**What you will do**
Check every line below for the word "ylabel" and copy the ones that have it.

**Data provided**
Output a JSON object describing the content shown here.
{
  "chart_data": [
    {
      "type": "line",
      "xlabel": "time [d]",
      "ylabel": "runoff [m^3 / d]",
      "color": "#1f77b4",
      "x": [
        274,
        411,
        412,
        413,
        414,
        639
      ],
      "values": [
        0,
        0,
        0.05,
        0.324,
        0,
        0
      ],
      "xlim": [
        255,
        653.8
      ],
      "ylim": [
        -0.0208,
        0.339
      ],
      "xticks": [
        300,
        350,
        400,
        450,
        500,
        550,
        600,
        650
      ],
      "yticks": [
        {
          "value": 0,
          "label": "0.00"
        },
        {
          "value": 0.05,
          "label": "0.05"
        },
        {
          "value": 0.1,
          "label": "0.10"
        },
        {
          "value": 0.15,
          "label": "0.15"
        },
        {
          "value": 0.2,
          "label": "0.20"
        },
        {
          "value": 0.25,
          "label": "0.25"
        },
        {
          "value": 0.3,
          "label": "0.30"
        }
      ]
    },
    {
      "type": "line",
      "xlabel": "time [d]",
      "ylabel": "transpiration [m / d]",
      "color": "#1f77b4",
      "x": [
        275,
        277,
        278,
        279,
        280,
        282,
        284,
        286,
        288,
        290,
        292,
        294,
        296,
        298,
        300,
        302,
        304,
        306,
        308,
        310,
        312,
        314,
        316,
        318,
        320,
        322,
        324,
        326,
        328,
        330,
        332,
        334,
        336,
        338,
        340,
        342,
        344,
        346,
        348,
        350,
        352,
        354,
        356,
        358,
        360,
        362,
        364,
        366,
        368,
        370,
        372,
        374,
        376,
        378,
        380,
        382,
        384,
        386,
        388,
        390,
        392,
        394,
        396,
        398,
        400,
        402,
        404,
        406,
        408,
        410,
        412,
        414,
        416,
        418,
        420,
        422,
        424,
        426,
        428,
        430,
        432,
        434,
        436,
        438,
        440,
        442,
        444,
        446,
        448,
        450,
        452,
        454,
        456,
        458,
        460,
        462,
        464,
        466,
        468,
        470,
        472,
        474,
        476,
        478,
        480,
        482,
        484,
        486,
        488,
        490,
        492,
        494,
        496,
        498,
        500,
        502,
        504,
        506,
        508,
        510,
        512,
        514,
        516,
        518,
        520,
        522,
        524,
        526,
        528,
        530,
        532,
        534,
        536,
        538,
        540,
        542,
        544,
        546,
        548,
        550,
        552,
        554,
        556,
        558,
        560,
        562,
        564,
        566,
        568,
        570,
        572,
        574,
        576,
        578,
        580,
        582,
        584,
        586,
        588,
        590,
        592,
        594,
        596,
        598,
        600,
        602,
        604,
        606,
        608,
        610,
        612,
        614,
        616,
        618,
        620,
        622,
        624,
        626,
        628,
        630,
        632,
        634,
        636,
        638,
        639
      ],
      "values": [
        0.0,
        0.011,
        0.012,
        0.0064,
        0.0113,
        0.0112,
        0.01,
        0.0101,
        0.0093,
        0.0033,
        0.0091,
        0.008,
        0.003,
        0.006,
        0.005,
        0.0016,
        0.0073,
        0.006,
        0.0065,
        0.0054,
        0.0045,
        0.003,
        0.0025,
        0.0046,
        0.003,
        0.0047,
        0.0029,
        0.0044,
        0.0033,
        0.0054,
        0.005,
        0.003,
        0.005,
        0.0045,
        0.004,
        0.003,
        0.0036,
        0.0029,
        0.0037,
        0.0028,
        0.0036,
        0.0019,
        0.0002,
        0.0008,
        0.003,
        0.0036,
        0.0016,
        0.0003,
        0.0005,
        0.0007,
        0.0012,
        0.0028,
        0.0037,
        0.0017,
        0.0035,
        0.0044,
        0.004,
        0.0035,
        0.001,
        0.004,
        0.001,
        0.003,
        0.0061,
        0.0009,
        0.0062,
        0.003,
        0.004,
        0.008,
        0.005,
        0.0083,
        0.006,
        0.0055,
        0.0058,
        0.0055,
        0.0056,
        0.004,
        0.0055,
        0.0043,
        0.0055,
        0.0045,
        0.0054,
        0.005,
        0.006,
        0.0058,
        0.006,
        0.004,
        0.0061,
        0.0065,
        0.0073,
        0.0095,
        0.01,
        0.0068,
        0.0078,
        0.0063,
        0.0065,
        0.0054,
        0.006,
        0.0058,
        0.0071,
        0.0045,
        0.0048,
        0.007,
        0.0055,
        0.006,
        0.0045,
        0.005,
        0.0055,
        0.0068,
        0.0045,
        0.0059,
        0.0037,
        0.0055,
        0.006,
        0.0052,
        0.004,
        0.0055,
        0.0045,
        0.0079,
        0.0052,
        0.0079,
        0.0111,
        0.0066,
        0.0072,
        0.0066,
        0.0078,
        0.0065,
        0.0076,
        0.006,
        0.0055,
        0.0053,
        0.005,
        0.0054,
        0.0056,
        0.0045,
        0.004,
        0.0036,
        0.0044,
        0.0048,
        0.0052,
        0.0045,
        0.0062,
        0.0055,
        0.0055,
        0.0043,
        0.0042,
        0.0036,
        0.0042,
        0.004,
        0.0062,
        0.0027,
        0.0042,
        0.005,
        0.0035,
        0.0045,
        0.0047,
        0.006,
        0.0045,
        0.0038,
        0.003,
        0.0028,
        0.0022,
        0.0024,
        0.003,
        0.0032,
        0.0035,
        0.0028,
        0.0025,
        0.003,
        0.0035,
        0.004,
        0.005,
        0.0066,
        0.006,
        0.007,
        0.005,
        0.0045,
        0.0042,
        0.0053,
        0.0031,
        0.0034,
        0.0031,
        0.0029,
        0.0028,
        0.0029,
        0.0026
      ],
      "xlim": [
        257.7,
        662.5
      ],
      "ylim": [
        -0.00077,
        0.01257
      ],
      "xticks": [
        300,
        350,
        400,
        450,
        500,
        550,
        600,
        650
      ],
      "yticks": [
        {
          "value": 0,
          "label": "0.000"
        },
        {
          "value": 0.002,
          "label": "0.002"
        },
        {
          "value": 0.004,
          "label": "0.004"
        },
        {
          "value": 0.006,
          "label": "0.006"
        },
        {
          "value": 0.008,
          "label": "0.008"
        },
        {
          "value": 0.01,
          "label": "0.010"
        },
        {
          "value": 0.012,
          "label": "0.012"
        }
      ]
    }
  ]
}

--

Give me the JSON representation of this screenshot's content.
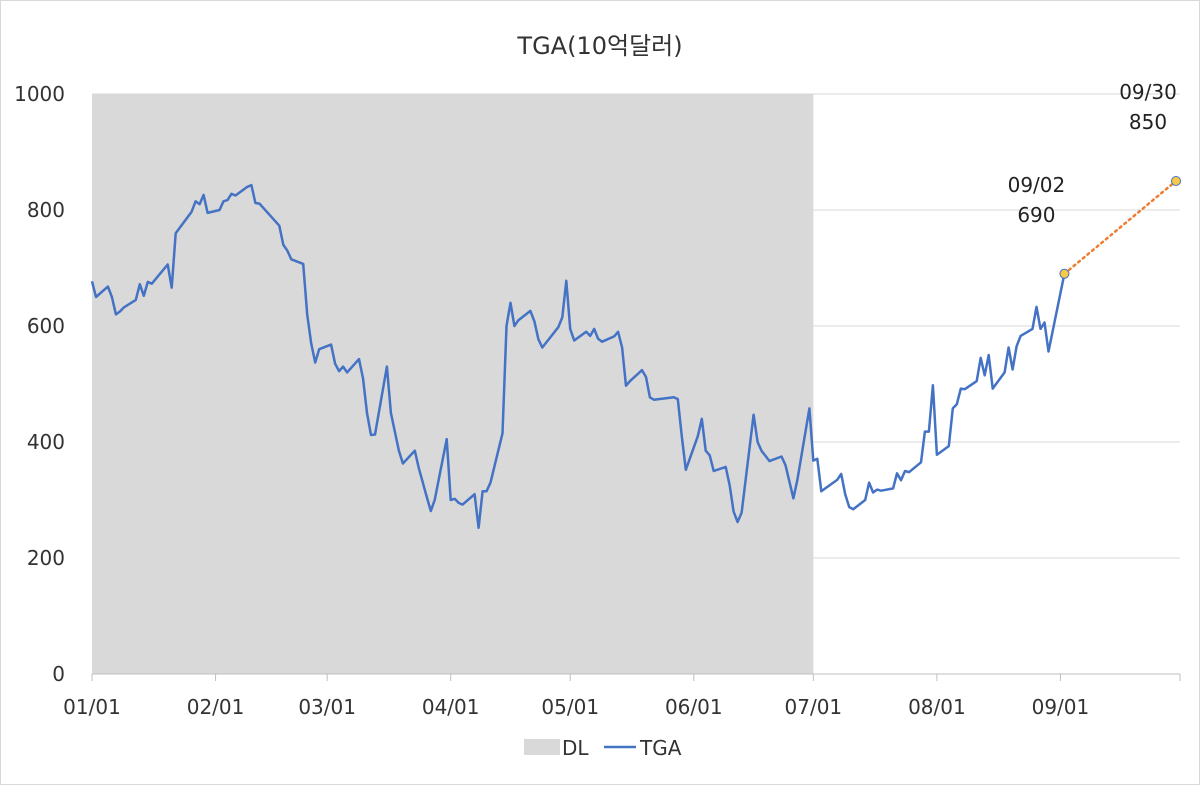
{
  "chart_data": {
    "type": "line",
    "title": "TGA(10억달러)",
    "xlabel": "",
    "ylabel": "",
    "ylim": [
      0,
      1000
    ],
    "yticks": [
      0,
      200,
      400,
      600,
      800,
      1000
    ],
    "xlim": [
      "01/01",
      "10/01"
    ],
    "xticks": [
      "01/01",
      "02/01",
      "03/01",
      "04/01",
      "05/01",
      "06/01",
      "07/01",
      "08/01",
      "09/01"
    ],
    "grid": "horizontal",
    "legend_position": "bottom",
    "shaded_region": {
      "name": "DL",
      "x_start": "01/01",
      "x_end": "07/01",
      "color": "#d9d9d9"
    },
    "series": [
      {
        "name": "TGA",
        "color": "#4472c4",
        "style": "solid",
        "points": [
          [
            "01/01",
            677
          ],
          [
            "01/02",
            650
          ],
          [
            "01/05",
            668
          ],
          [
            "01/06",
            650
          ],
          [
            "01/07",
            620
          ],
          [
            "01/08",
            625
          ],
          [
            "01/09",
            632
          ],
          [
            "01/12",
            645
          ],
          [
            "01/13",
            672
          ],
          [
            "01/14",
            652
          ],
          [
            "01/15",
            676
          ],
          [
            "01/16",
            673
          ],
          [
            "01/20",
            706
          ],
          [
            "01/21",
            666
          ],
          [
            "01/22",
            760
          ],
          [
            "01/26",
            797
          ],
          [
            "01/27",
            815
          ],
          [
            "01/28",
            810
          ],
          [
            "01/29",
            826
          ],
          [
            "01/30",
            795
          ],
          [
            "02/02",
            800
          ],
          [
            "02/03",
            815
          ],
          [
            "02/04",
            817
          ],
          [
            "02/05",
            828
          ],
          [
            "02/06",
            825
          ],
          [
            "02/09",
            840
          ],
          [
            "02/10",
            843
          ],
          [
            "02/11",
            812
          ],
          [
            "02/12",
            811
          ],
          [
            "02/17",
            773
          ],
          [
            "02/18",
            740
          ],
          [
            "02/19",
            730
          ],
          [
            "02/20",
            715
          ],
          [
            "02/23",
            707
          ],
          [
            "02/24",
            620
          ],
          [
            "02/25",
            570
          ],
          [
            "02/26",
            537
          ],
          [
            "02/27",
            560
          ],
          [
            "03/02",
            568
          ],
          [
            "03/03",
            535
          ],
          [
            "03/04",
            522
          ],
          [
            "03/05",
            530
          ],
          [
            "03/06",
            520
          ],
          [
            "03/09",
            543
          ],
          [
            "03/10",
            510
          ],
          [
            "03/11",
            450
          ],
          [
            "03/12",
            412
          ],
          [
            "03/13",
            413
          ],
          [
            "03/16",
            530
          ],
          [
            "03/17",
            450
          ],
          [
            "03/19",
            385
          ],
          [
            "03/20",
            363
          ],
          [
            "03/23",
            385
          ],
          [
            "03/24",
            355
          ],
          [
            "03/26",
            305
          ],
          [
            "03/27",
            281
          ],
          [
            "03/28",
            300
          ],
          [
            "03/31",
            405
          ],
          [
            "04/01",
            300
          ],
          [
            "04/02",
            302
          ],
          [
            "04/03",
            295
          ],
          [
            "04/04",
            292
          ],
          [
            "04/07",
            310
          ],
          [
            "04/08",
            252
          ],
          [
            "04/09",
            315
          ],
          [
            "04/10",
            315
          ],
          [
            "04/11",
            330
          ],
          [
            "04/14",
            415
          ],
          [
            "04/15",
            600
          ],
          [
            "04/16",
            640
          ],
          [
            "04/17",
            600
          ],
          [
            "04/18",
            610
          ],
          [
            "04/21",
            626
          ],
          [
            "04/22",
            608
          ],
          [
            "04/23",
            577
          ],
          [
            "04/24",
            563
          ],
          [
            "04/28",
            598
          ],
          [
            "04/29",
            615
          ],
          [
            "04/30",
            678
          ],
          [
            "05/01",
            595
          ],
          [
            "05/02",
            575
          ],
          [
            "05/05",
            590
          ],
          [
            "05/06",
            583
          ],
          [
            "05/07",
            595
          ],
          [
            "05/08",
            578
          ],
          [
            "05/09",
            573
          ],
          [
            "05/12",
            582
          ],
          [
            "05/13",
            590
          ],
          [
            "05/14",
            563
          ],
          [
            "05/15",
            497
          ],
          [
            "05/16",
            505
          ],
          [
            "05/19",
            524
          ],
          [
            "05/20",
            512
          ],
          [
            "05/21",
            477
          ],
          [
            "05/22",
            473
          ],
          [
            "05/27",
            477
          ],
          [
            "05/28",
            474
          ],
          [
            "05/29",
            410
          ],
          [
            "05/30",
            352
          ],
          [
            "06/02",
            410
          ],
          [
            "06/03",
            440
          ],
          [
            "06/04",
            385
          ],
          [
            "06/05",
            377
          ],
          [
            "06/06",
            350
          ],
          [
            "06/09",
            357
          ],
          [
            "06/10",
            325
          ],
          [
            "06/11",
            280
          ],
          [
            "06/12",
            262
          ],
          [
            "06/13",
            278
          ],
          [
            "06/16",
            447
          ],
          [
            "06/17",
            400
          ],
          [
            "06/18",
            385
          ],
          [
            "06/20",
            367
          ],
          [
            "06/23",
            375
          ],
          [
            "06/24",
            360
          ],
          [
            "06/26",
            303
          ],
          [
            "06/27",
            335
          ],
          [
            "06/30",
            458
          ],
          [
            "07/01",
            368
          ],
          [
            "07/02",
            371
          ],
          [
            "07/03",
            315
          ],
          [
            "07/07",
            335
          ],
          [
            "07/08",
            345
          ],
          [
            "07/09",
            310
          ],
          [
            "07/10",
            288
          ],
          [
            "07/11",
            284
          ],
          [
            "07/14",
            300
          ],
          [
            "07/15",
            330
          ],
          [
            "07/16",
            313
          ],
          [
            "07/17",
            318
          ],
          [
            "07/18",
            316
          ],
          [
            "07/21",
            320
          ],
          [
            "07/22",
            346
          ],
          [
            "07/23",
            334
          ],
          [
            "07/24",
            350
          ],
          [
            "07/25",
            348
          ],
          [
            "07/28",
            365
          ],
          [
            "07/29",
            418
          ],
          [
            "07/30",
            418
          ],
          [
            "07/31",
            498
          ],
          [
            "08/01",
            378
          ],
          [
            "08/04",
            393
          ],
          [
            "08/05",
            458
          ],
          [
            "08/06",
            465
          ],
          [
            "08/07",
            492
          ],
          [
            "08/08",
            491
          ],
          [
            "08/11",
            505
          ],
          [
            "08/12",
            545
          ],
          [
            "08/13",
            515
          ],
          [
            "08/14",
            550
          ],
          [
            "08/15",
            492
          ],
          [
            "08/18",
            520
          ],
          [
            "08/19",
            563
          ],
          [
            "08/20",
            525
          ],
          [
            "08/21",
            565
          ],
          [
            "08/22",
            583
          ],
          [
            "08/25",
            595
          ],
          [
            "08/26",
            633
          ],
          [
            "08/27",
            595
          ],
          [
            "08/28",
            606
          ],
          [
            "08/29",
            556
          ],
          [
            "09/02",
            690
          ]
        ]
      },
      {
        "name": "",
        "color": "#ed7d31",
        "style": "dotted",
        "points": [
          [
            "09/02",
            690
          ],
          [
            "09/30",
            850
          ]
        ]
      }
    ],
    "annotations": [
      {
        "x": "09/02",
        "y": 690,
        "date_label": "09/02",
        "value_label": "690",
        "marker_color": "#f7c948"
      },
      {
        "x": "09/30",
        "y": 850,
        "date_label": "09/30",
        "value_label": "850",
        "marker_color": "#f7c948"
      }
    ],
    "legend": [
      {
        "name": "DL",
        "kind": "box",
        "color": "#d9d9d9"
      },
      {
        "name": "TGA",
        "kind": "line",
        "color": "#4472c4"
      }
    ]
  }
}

**Final result**
      "ylabel": "runoff [m^3 / d]",
      "ylabel": "transpiration [m / d]",
    "ylabel": "",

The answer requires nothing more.